> [Given data]

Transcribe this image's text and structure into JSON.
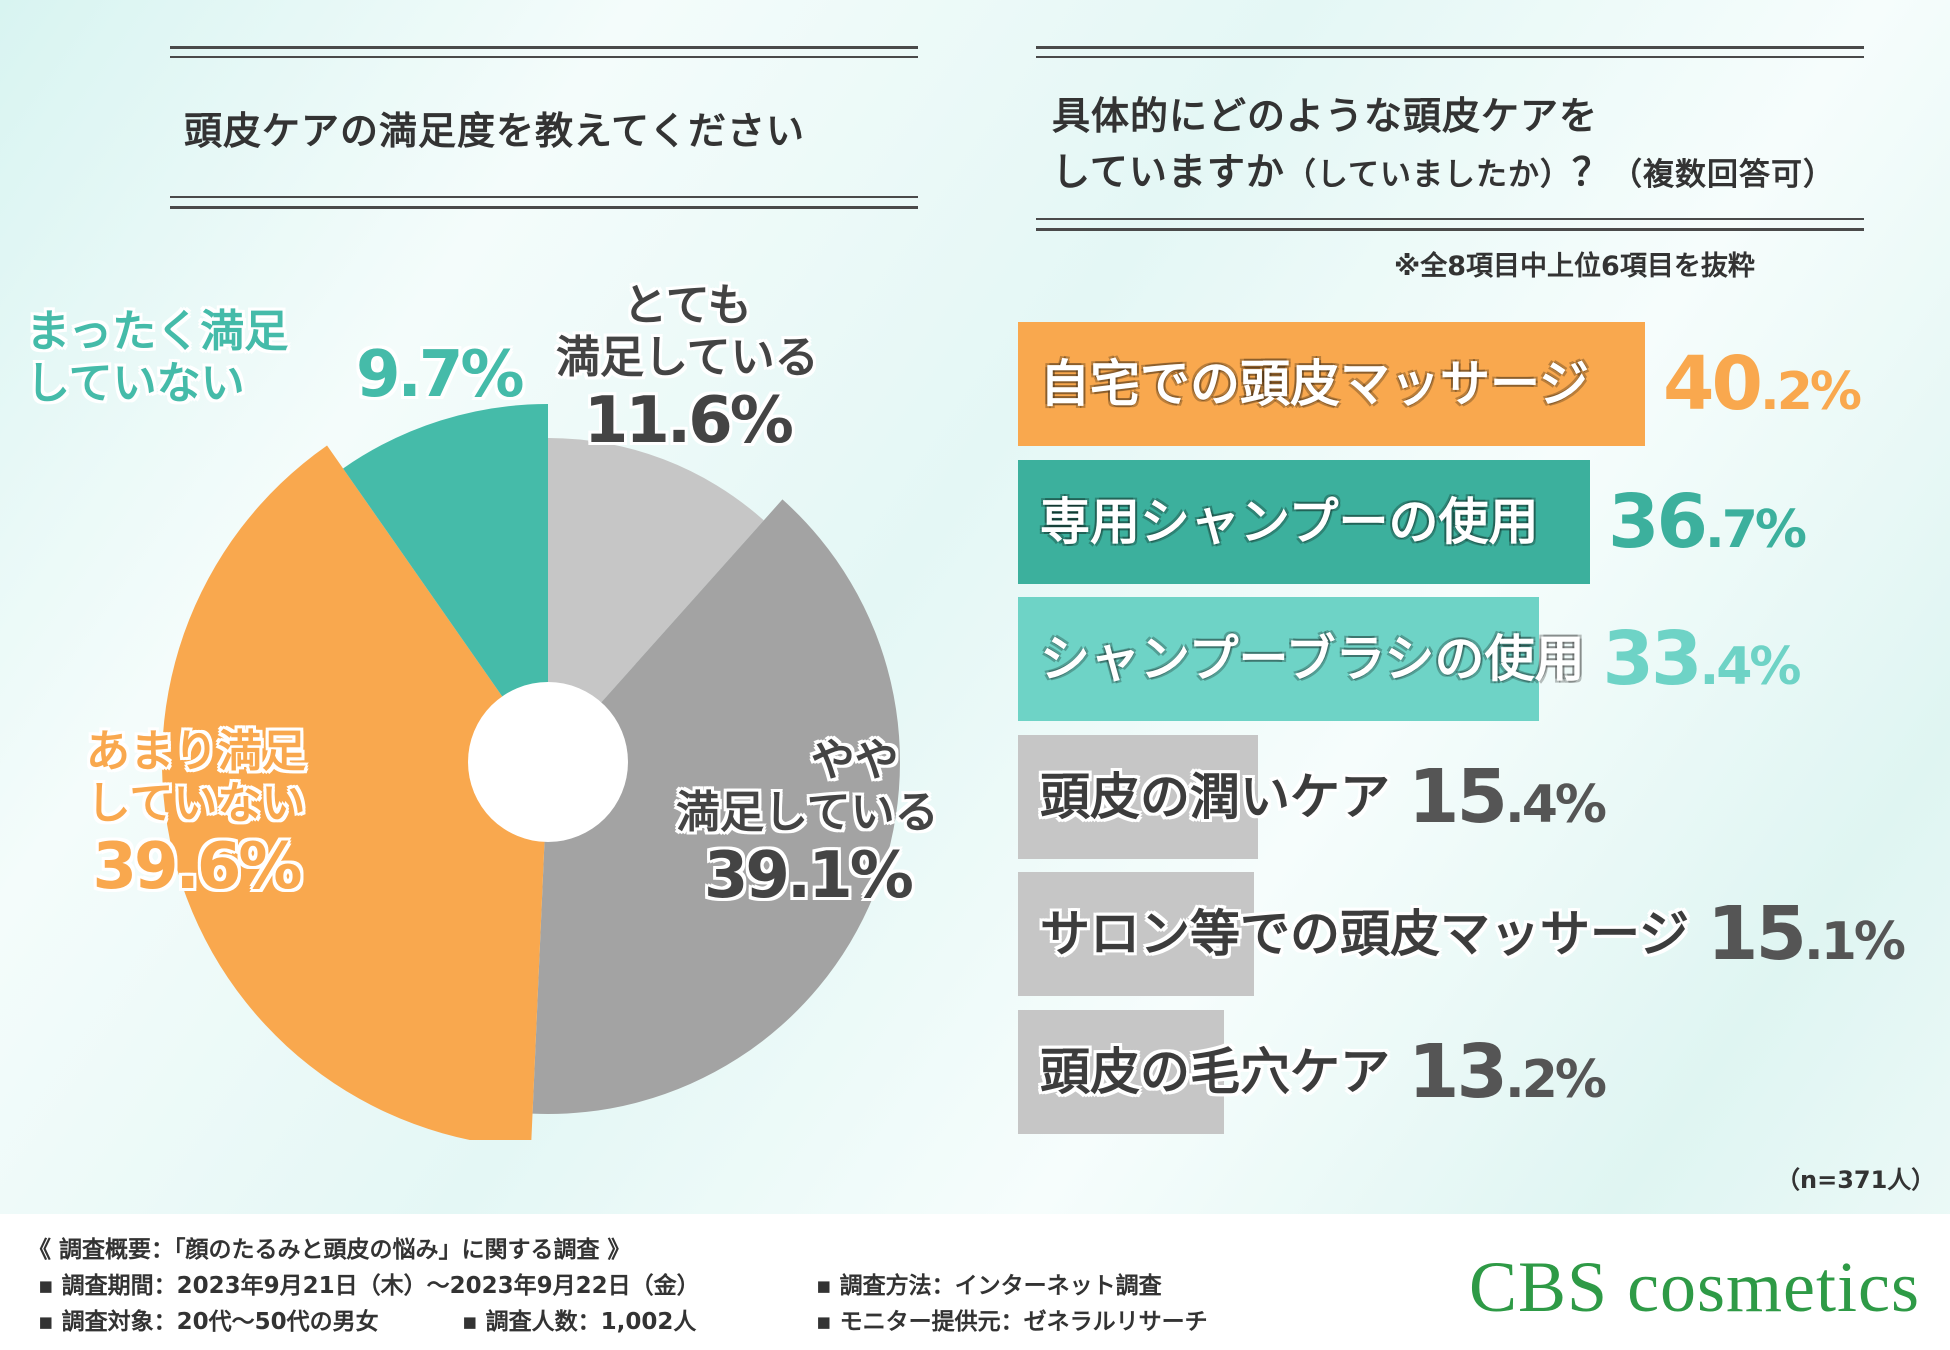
{
  "left_panel": {
    "title": "頭皮ケアの満足度を教えてください"
  },
  "right_panel": {
    "title_line1": "具体的にどのような頭皮ケアを",
    "title_line2_main": "していますか",
    "title_line2_paren": "（していましたか）",
    "title_line2_tail": "？",
    "title_line2_note": "（複数回答可）",
    "subnote": "※全8項目中上位6項目を抜粋",
    "n_label": "（n=371人）"
  },
  "chart_data": [
    {
      "type": "pie",
      "title": "頭皮ケアの満足度を教えてください",
      "donut_hole": true,
      "start": "top, clockwise",
      "slices": [
        {
          "label": "とても満足している",
          "value": 11.6,
          "color": "#c6c6c6",
          "label_line1": "とても",
          "label_line2": "満足している",
          "pct_text": "11.6%"
        },
        {
          "label": "やや満足している",
          "value": 39.1,
          "color": "#a3a3a3",
          "label_line1": "やや",
          "label_line2": "満足している",
          "pct_text": "39.1%"
        },
        {
          "label": "あまり満足していない",
          "value": 39.6,
          "color": "#f9a84e",
          "label_line1": "あまり満足",
          "label_line2": "していない",
          "pct_text": "39.6%"
        },
        {
          "label": "まったく満足していない",
          "value": 9.7,
          "color": "#45bba9",
          "label_line1": "まったく満足",
          "label_line2": "していない",
          "pct_text": "9.7%"
        }
      ]
    },
    {
      "type": "bar",
      "orientation": "horizontal",
      "title": "具体的にどのような頭皮ケアをしていますか（していましたか）？（複数回答可）",
      "xlim": [
        0,
        40.2
      ],
      "categories": [
        "自宅での頭皮マッサージ",
        "専用シャンプーの使用",
        "シャンプーブラシの使用",
        "頭皮の潤いケア",
        "サロン等での頭皮マッサージ",
        "頭皮の毛穴ケア"
      ],
      "values": [
        40.2,
        36.7,
        33.4,
        15.4,
        15.1,
        13.2
      ],
      "value_labels": [
        {
          "int": "40",
          "dec": ".2%"
        },
        {
          "int": "36",
          "dec": ".7%"
        },
        {
          "int": "33",
          "dec": ".4%"
        },
        {
          "int": "15",
          "dec": ".4%"
        },
        {
          "int": "15",
          "dec": ".1%"
        },
        {
          "int": "13",
          "dec": ".2%"
        }
      ],
      "bar_colors": [
        "#f9a84e",
        "#3cb09d",
        "#6ed3c6",
        "#c6c6c6",
        "#c6c6c6",
        "#c6c6c6"
      ],
      "value_colors": [
        "#f9a84e",
        "#3cb09d",
        "#6ed3c6",
        "#555555",
        "#555555",
        "#555555"
      ]
    }
  ],
  "footer": {
    "heading": "《 調査概要：「顔のたるみと頭皮の悩み」に関する調査 》",
    "period": "▪ 調査期間：2023年9月21日（木）～2023年9月22日（金）",
    "method": "▪ 調査方法：インターネット調査",
    "target": "▪ 調査対象：20代～50代の男女",
    "count": "▪ 調査人数：1,002人",
    "provider": "▪ モニター提供元：ゼネラルリサーチ",
    "logo": "CBS cosmetics"
  }
}
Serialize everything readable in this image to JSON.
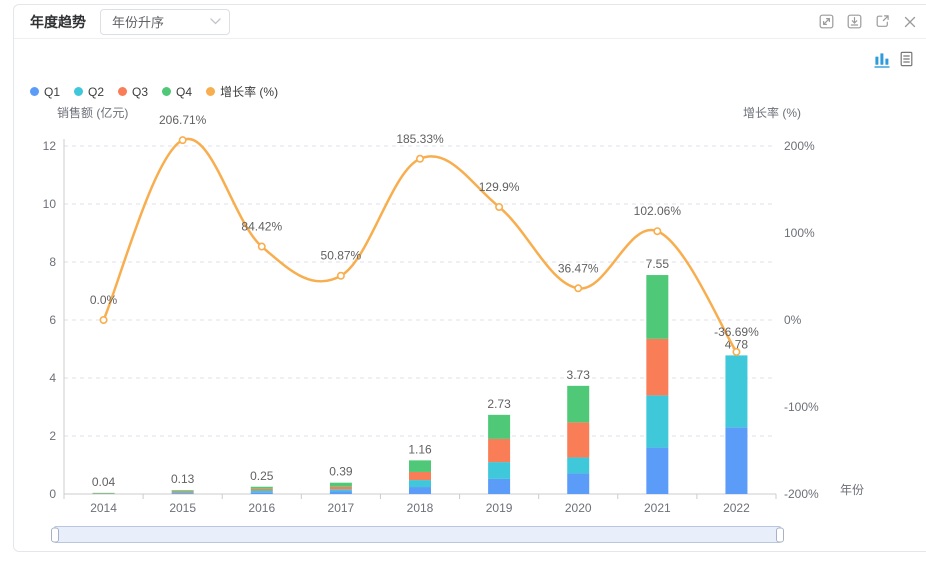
{
  "window": {
    "title": "年度趋势",
    "sort_dropdown": {
      "value": "年份升序"
    }
  },
  "legend": [
    {
      "id": "q1",
      "label": "Q1",
      "color": "#5B9CF8"
    },
    {
      "id": "q2",
      "label": "Q2",
      "color": "#3FC8D9"
    },
    {
      "id": "q3",
      "label": "Q3",
      "color": "#F97E57"
    },
    {
      "id": "q4",
      "label": "Q4",
      "color": "#4FC878"
    },
    {
      "id": "growth-rate",
      "label": "增长率 (%)",
      "color": "#F8AE4E"
    }
  ],
  "chart_data": {
    "type": "bar",
    "subtype": "stacked-bar-with-line",
    "categories": [
      "2014",
      "2015",
      "2016",
      "2017",
      "2018",
      "2019",
      "2020",
      "2021",
      "2022"
    ],
    "series": [
      {
        "name": "Q1",
        "type": "bar",
        "stack": "sales",
        "color": "#5B9CF8",
        "values": [
          0.005,
          0.03,
          0.06,
          0.1,
          0.24,
          0.52,
          0.71,
          1.6,
          2.3
        ]
      },
      {
        "name": "Q2",
        "type": "bar",
        "stack": "sales",
        "color": "#3FC8D9",
        "values": [
          0.005,
          0.02,
          0.06,
          0.06,
          0.24,
          0.58,
          0.55,
          1.8,
          2.48
        ]
      },
      {
        "name": "Q3",
        "type": "bar",
        "stack": "sales",
        "color": "#F97E57",
        "values": [
          0.01,
          0.04,
          0.06,
          0.09,
          0.28,
          0.8,
          1.21,
          1.95,
          0
        ]
      },
      {
        "name": "Q4",
        "type": "bar",
        "stack": "sales",
        "color": "#4FC878",
        "values": [
          0.02,
          0.04,
          0.07,
          0.14,
          0.4,
          0.83,
          1.26,
          2.2,
          0
        ]
      },
      {
        "name": "增长率 (%)",
        "type": "line",
        "y_axis": "right",
        "color": "#F8AE4E",
        "values": [
          0,
          206.71,
          84.42,
          50.87,
          185.33,
          129.9,
          36.47,
          102.06,
          -36.69
        ]
      }
    ],
    "bar_total_labels": [
      "0.04",
      "0.13",
      "0.25",
      "0.39",
      "1.16",
      "2.73",
      "3.73",
      "7.55",
      "4.78"
    ],
    "line_point_labels": [
      "0.0%",
      "206.71%",
      "84.42%",
      "50.87%",
      "185.33%",
      "129.9%",
      "36.47%",
      "102.06%",
      "-36.69%"
    ],
    "left_axis": {
      "name": "销售额 (亿元)",
      "tick_labels": [
        "0",
        "2",
        "4",
        "6",
        "8",
        "10",
        "12"
      ],
      "min": 0,
      "max": 12
    },
    "right_axis": {
      "name": "增长率 (%)",
      "tick_labels": [
        "-200%",
        "-100%",
        "0%",
        "100%",
        "200%"
      ],
      "min": -200,
      "max": 200
    },
    "x_axis": {
      "name": "年份"
    },
    "grid": "dashed-horizontal",
    "legend_position": "top-left"
  },
  "colors": {
    "grid_line": "#DDE2EC",
    "axis_line": "#CCCCCC",
    "tick_text": "#6E7079",
    "value_label": "#616161",
    "toolbox_active": "#2E9CDB",
    "toolbox_idle": "#777777"
  }
}
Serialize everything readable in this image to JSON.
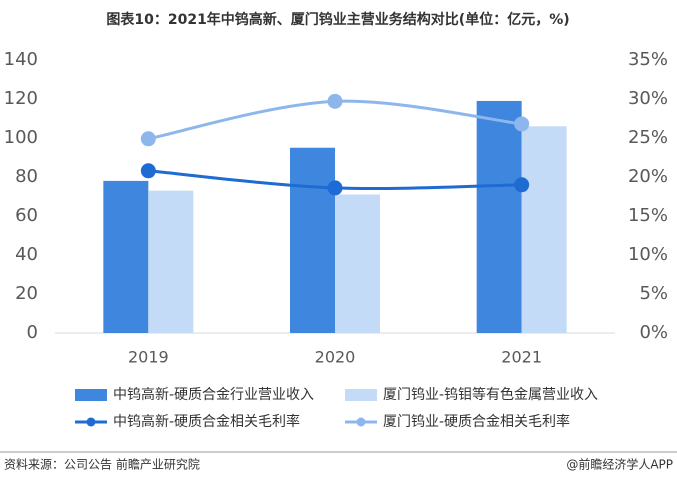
{
  "chart_data": {
    "type": "bar-line",
    "title": "图表10：2021年中钨高新、厦门钨业主营业务结构对比(单位：亿元，%)",
    "categories": [
      "2019",
      "2020",
      "2021"
    ],
    "series": [
      {
        "name": "中钨高新-硬质合金行业营业收入",
        "type": "bar",
        "color": "#3f86de",
        "values": [
          78,
          95,
          119
        ]
      },
      {
        "name": "厦门钨业-钨钼等有色金属营业收入",
        "type": "bar",
        "color": "#c4dbf7",
        "values": [
          73,
          71,
          106
        ]
      },
      {
        "name": "中钨高新-硬质合金相关毛利率",
        "type": "line",
        "axis": "y2",
        "color": "#1e6bd3",
        "values": [
          20.8,
          18.6,
          19.0
        ]
      },
      {
        "name": "厦门钨业-硬质合金相关毛利率",
        "type": "line",
        "axis": "y2",
        "color": "#8db7ec",
        "values": [
          24.9,
          29.7,
          26.8
        ]
      }
    ],
    "ylim": [
      0,
      140
    ],
    "yticks": [
      0,
      20,
      40,
      60,
      80,
      100,
      120,
      140
    ],
    "y2lim": [
      0,
      35
    ],
    "y2ticks": [
      {
        "value": 0,
        "label": "0%"
      },
      {
        "value": 5,
        "label": "5%"
      },
      {
        "value": 10,
        "label": "10%"
      },
      {
        "value": 15,
        "label": "15%"
      },
      {
        "value": 20,
        "label": "20%"
      },
      {
        "value": 25,
        "label": "25%"
      },
      {
        "value": 30,
        "label": "30%"
      },
      {
        "value": 35,
        "label": "35%"
      }
    ],
    "source": "资料来源：公司公告 前瞻产业研究院",
    "credit": "@前瞻经济学人APP"
  }
}
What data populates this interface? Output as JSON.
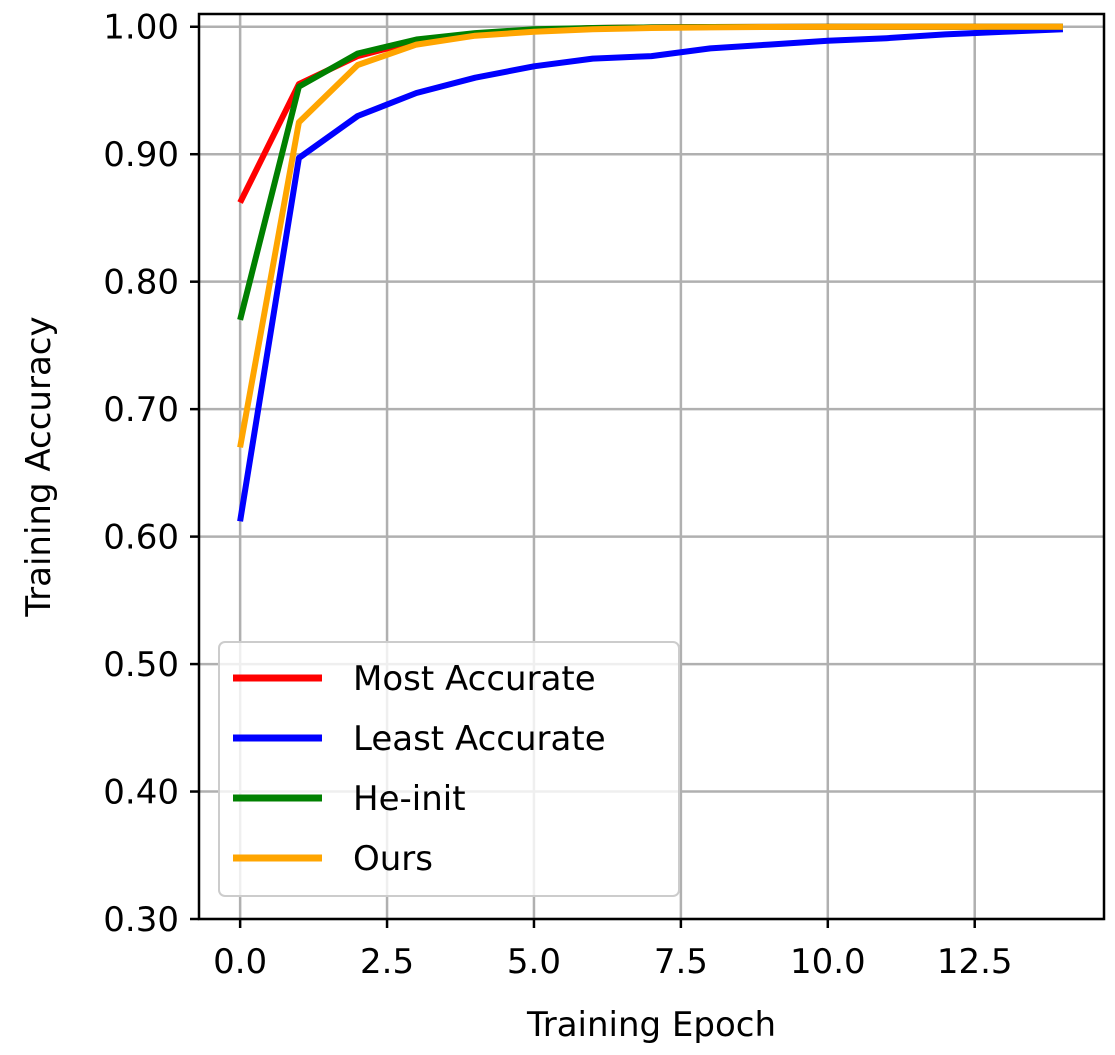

> [Directions for this task]
Identify each line of the material where the word "硬质合金相关毛利率" shows up, and copy it.

> [Problem solution]
        "name": "中钨高新-硬质合金相关毛利率",
        "name": "厦门钨业-硬质合金相关毛利率",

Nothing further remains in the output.